'''

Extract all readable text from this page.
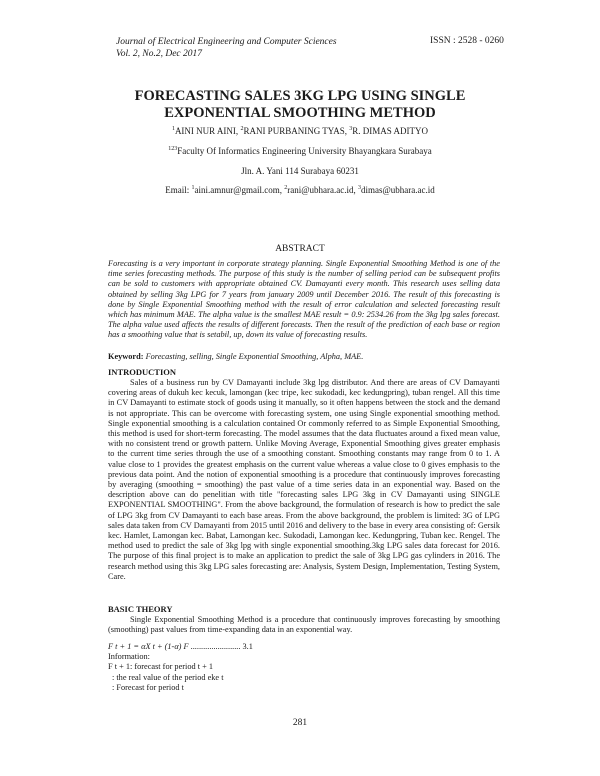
Journal of Electrical Engineering and Computer Sciences
Vol. 2, No.2, Dec 2017
ISSN : 2528 - 0260
FORECASTING SALES 3KG LPG USING SINGLE
EXPONENTIAL SMOOTHING METHOD
$^1$AINI NUR AINI, $^2$RANI PURBANING TYAS, $^3$R. DIMAS ADITYO
$^{123}$Faculty Of Informatics Engineering University Bhayangkara Surabaya
Jln. A. Yani 114 Surabaya 60231
Email: $^1$aini.amnur@gmail.com, $^2$rani@ubhara.ac.id, $^3$dimas@ubhara.ac.id
ABSTRACT
Forecasting is a very important in corporate strategy planning. Single Exponential Smoothing Method is one of the time series forecasting methods. The purpose of this study is the number of selling period can be subsequent profits can be sold to customers with appropriate obtained CV. Damayanti every month. This research uses selling data obtained by selling 3kg LPG for 7 years from january 2009 until December 2016. The result of this forecasting is done by Single Exponential Smoothing method with the result of error calculation and selected forecasting result which has minimum MAE. The alpha value is the smallest MAE result = 0.9: 2534.26 from the 3kg lpg sales forecast. The alpha value used affects the results of different forecasts. Then the result of the prediction of each base or region has a smoothing value that is setabil, up, down its value of forecasting results.
Keyword: Forecasting, selling, Single Exponential Smoothing, Alpha, MAE.
INTRODUCTION

Sales of a business run by CV Damayanti include 3kg lpg distributor. And there are areas of CV Damayanti covering areas of dukuh kec kecuk, lamongan (kec tripe, kec sukodadi, kec kedungpring), tuban rengel. All this time in CV Damayanti to estimate stock of goods using it manually, so it often happens between the stock and the demand is not appropriate. This can be overcome with forecasting system, one using Single exponential smoothing method. Single exponential smoothing is a calculation contained Or commonly referred to as Simple Exponential Smoothing, this method is used for short-term forecasting. The model assumes that the data fluctuates around a fixed mean value, with no consistent trend or growth pattern. Unlike Moving Average, Exponential Smoothing gives greater emphasis to the current time series through the use of a smoothing constant. Smoothing constants may range from 0 to 1. A value close to 1 provides the greatest emphasis on the current value whereas a value close to 0 gives emphasis to the previous data point. And the notion of exponential smoothing is a procedure that continuously improves forecasting by averaging (smoothing = smoothing) the past value of a time series data in an exponential way. Based on the description above can do penelitian with title "forecasting sales LPG 3kg in CV Damayanti using SINGLE EXPONENTIAL SMOOTHING". From the above background, the formulation of research is how to predict the sale of LPG 3kg from CV Damayanti to each base areas. From the above background, the problem is limited: 3G of LPG sales data taken from CV Damayanti from 2015 until 2016 and delivery to the base in every area consisting of: Gersik kec. Hamlet, Lamongan kec. Babat, Lamongan kec. Sukodadi, Lamongan kec. Kedungpring, Tuban kec. Rengel. The method used to predict the sale of 3kg lpg with single exponential smoothing.3kg LPG sales data forecast for 2016. The purpose of this final project is to make an application to predict the sale of 3kg LPG gas cylinders in 2016. The research method using this 3kg LPG sales forecasting are: Analysis, System Design, Implementation, Testing System, Care.

BASIC THEORY

Single Exponential Smoothing Method is a procedure that continuously improves forecasting by smoothing (smoothing) past values from time-expanding data in an exponential way.

F t + 1 = αX t + (1-α) F ........................ 3.1
Information:
F t + 1: forecast for period t + 1
: the real value of the period eke t
: Forecast for period t
281
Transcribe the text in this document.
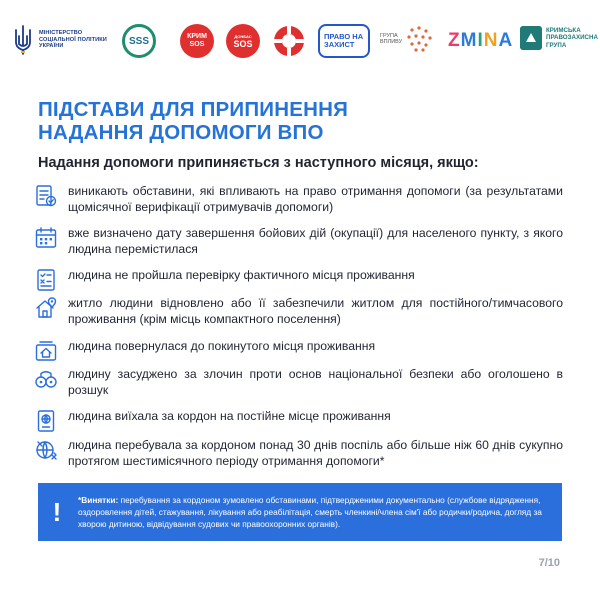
МІНІСТЕРСТВО
СОЦІАЛЬНОЇ ПОЛІТИКИ
УКРАЇНИ	SSS	КРИМ
SOS
ДОНБАС
SOS
ПРАВО НА
ЗАХИСТ
ГРУПА
ВПЛИВУ Z M I N A	КРИМСЬКА
ПРАВОЗАХИСНА
ГРУПА
ПІДСТАВИ ДЛЯ ПРИПИНЕННЯ
НАДАННЯ ДОПОМОГИ ВПО
Надання допомоги припиняється з наступного місяця, якщо:
виникають обставини, які впливають на право отримання допомоги (за результатами щомісячної верифікації отримувачів допомоги)
вже визначено дату завершення бойових дій (окупації) для населеного пункту, з якого людина перемістилася
людина не пройшла перевірку фактичного місця проживання
житло людини відновлено або її забезпечили житлом для постійного/тимчасового проживання (крім місць компактного поселення)
людина повернулася до покинутого місця проживання
людину засуджено за злочин проти основ національної безпеки або оголошено в розшук
людина виїхала за кордон на постійне місце проживання
людина перебувала за кордоном понад 30 днів поспіль або більше ніж 60 днів сукупно протягом шестимісячного періоду отримання допомоги*
!	*Винятки: перебування за кордоном зумовлено обставинами, підтвердженими документально (службове відрядження, оздоровлення дітей, стажування, лікування або реабілітація, смерть членкині/члена сім'ї або родички/родича, догляд за хворою дитиною, відвідування судових чи правоохоронних органів).
7/10
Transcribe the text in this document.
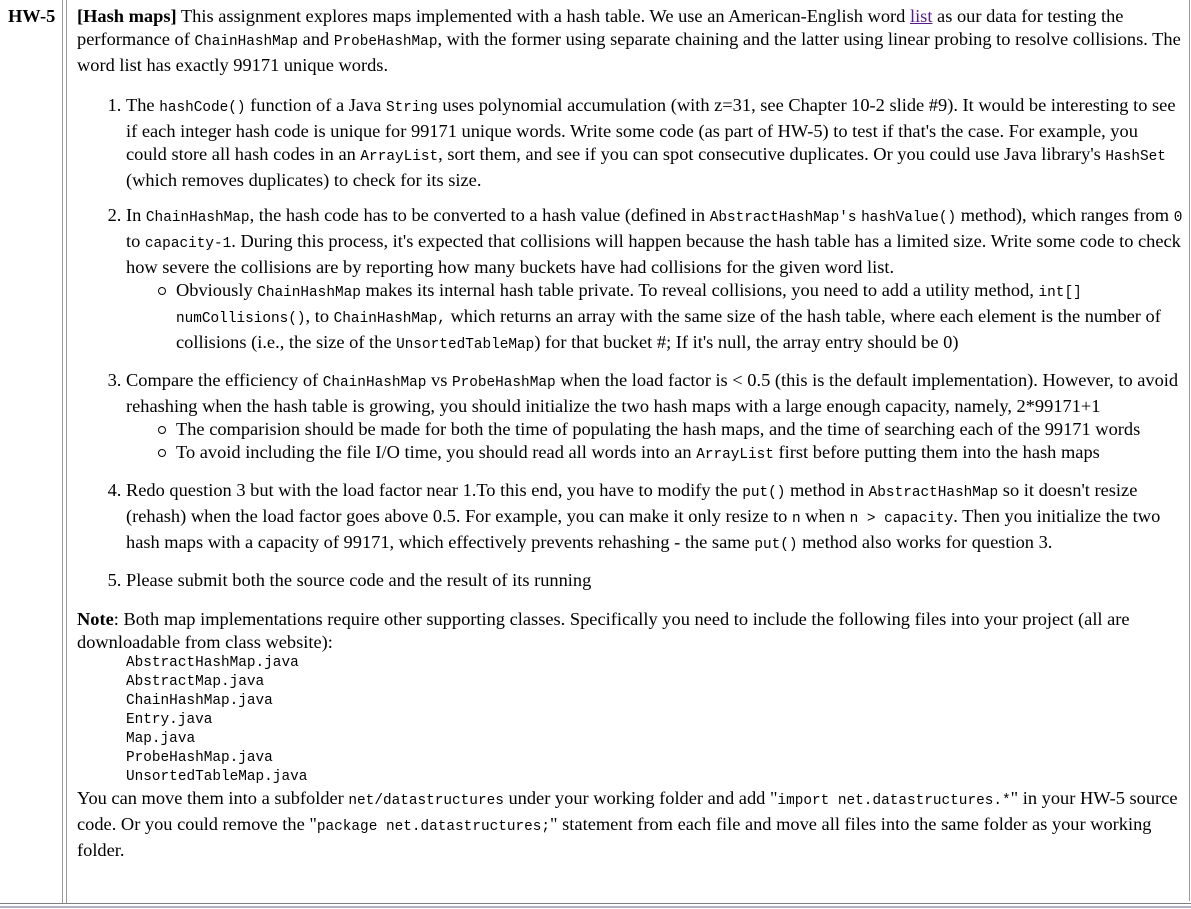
HW-5 [Hash maps] This assignment explores maps implemented with a hash table. We use an American-English word list as our data for testing the performance of ChainHashMap and ProbeHashMap, with the former using separate chaining and the latter using linear probing to resolve collisions. The word list has exactly 99171 unique words.

1. The hashCode() function of a Java String uses polynomial accumulation (with z=31, see Chapter 10-2 slide #9). It would be interesting to see if each integer hash code is unique for 99171 unique words. Write some code (as part of HW-5) to test if that's the case. For example, you could store all hash codes in an ArrayList, sort them, and see if you can spot consecutive duplicates. Or you could use Java library's HashSet (which removes duplicates) to check for its size.
2. In ChainHashMap, the hash code has to be converted to a hash value (defined in AbstractHashMap's hashValue() method), which ranges from 0 to capacity-1. During this process, it's expected that collisions will happen because the hash table has a limited size. Write some code to check how severe the collisions are by reporting how many buckets have had collisions for the given word list.
Obviously ChainHashMap makes its internal hash table private. To reveal collisions, you need to add a utility method, int[] numCollisions(), to ChainHashMap, which returns an array with the same size of the hash table, where each element is the number of collisions (i.e., the size of the UnsortedTableMap) for that bucket #; If it's null, the array entry should be 0)
3. Compare the efficiency of ChainHashMap vs ProbeHashMap when the load factor is < 0.5 (this is the default implementation). However, to avoid rehashing when the hash table is growing, you should initialize the two hash maps with a large enough capacity, namely, 2*99171+1
The comparision should be made for both the time of populating the hash maps, and the time of searching each of the 99171 words
To avoid including the file I/O time, you should read all words into an ArrayList first before putting them into the hash maps
4. Redo question 3 but with the load factor near 1.To this end, you have to modify the put() method in AbstractHashMap so it doesn't resize (rehash) when the load factor goes above 0.5. For example, you can make it only resize to n when n > capacity. Then you initialize the two hash maps with a capacity of 99171, which effectively prevents rehashing - the same put() method also works for question 3.
5. Please submit both the source code and the result of its running
Note: Both map implementations require other supporting classes. Specifically you need to include the following files into your project (all are downloadable from class website):
AbstractHashMap.java
AbstractMap.java
ChainHashMap.java
Entry.java
Map.java
ProbeHashMap.java
UnsortedTableMap.java

You can move them into a subfolder net/datastructures under your working folder and add "import net.datastructures.*" in your HW-5 source code. Or you could remove the "package net.datastructures;" statement from each file and move all files into the same folder as your working folder.
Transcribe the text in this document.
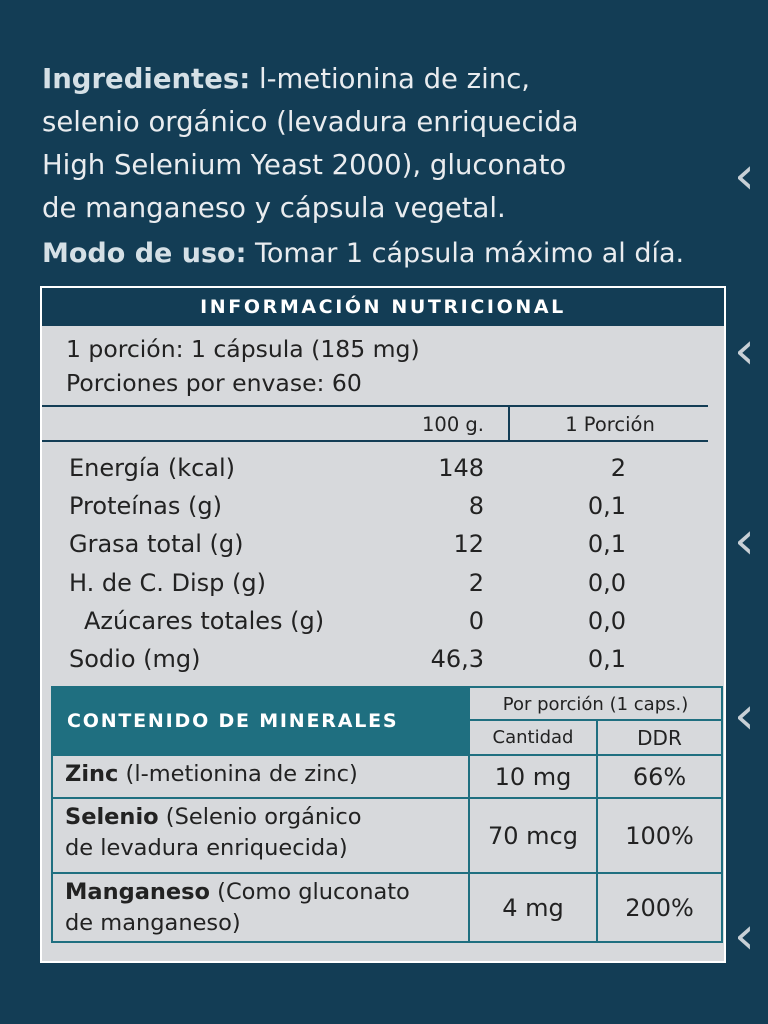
Ingredientes: l-metionina de zinc,
selenio orgánico (levadura enriquecida
High Selenium Yeast 2000), gluconato
de manganeso y cápsula vegetal.

Modo de uso: Tomar 1 cápsula máximo al día.

INFORMACIÓN NUTRICIONAL
1 porción: 1 cápsula (185 mg)
Porciones por envase: 60
100 g.	1 Porción
Energía (kcal)	148	2
Proteínas (g)	8	0,1
Grasa total (g)	12	0,1
H. de C. Disp (g)	2	0,0
Azúcares totales (g)	0	0,0
Sodio (mg)	46,3	0,1
CONTENIDO DE MINERALES
Por porción (1 caps.)
Cantidad	DDR
Zinc (l-metionina de zinc)	10 mg	66%
Selenio (Selenio orgánico
de levadura enriquecida)	70 mcg	100%
Manganeso (Como gluconato
de manganeso)
4 mg	200%
‹
‹
‹
‹
‹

'''

§ **Short exercise**
Locate all lines that include the word "source" and copy them out.

§ **Correct result**
5. Please submit both the source code and the result of its running
You can move them into a subfolder net/datastructures under your working folder and add "import net.datastructures.*" in your HW-5 source code. Or you could remove the "package net.datastructures;" statement from each file and move all files into the same folder as your working folder.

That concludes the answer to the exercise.